» PROBLEM TO SOLVE
Drop the pictures; give again exactly the lines from the one holding "What's the underlying" through the end of the data.

-- start of RECORDS PROVIDED --

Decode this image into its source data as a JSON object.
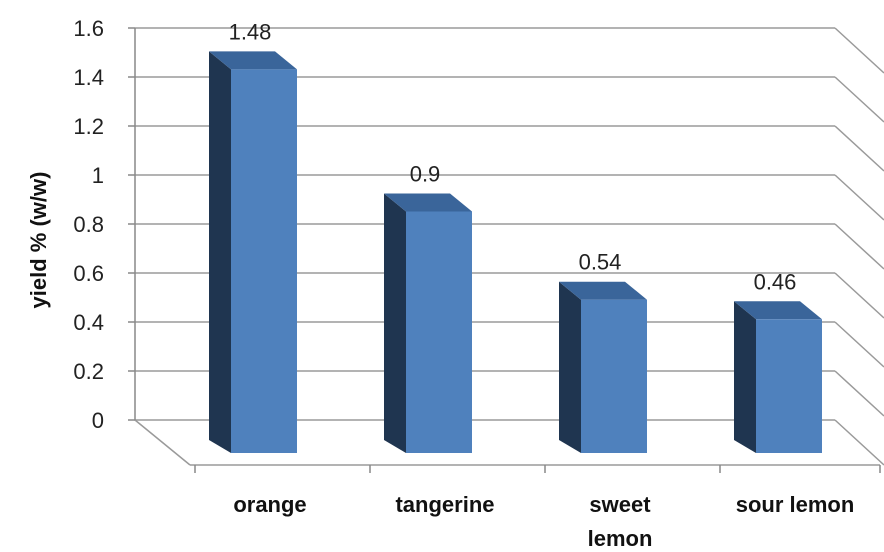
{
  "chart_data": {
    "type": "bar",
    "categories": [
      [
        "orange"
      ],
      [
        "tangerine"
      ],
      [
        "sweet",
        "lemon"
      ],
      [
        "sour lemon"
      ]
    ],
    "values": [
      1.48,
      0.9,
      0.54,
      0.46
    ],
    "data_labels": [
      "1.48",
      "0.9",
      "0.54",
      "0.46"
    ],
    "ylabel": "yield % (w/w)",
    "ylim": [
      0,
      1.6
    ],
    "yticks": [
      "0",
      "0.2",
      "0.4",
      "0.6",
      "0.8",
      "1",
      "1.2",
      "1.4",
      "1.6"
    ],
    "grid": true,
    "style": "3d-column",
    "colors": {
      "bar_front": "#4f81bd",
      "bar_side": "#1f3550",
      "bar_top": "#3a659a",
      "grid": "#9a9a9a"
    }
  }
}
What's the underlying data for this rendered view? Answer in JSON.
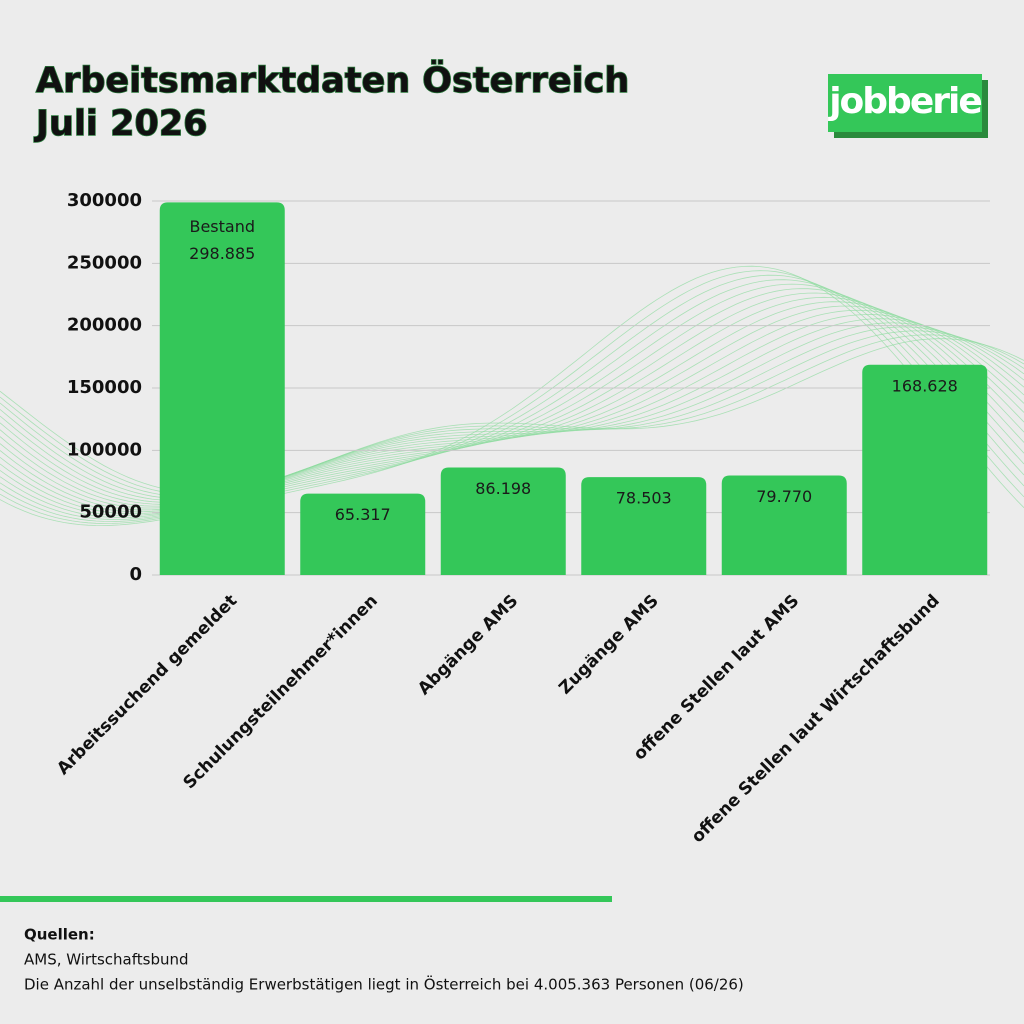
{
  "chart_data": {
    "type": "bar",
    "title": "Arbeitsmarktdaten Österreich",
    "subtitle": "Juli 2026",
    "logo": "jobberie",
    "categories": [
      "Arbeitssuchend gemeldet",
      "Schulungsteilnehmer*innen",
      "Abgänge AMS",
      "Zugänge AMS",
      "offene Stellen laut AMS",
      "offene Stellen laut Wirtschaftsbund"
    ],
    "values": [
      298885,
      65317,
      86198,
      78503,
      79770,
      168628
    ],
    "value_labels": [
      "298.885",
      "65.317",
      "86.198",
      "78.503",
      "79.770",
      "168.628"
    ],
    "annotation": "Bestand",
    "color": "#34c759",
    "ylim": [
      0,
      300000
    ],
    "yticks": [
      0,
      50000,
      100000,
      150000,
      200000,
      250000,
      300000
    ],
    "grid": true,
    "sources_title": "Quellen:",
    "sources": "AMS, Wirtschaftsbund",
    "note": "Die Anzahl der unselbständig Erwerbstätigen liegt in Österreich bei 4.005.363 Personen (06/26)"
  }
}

-- end of RECORDS PROVIDED --

» EXERCISE ANSWER
What's the underlying data for this rendered view? Answer in JSON.
{
  "chart_data": {
    "type": "bar",
    "title": "Arbeitsmarktdaten Österreich",
    "subtitle": "Juli 2026",
    "logo": "jobberie",
    "categories": [
      "Arbeitssuchend gemeldet",
      "Schulungsteilnehmer*innen",
      "Abgänge AMS",
      "Zugänge AMS",
      "offene Stellen laut AMS",
      "offene Stellen laut Wirtschaftsbund"
    ],
    "values": [
      298885,
      65317,
      86198,
      78503,
      79770,
      168628
    ],
    "value_labels": [
      "298.885",
      "65.317",
      "86.198",
      "78.503",
      "79.770",
      "168.628"
    ],
    "annotation": "Bestand",
    "color": "#34c759",
    "ylim": [
      0,
      300000
    ],
    "yticks": [
      0,
      50000,
      100000,
      150000,
      200000,
      250000,
      300000
    ],
    "grid": true,
    "sources_title": "Quellen:",
    "sources": "AMS, Wirtschaftsbund",
    "note": "Die Anzahl der unselbständig Erwerbstätigen liegt in Österreich bei 4.005.363 Personen (06/26)"
  }
}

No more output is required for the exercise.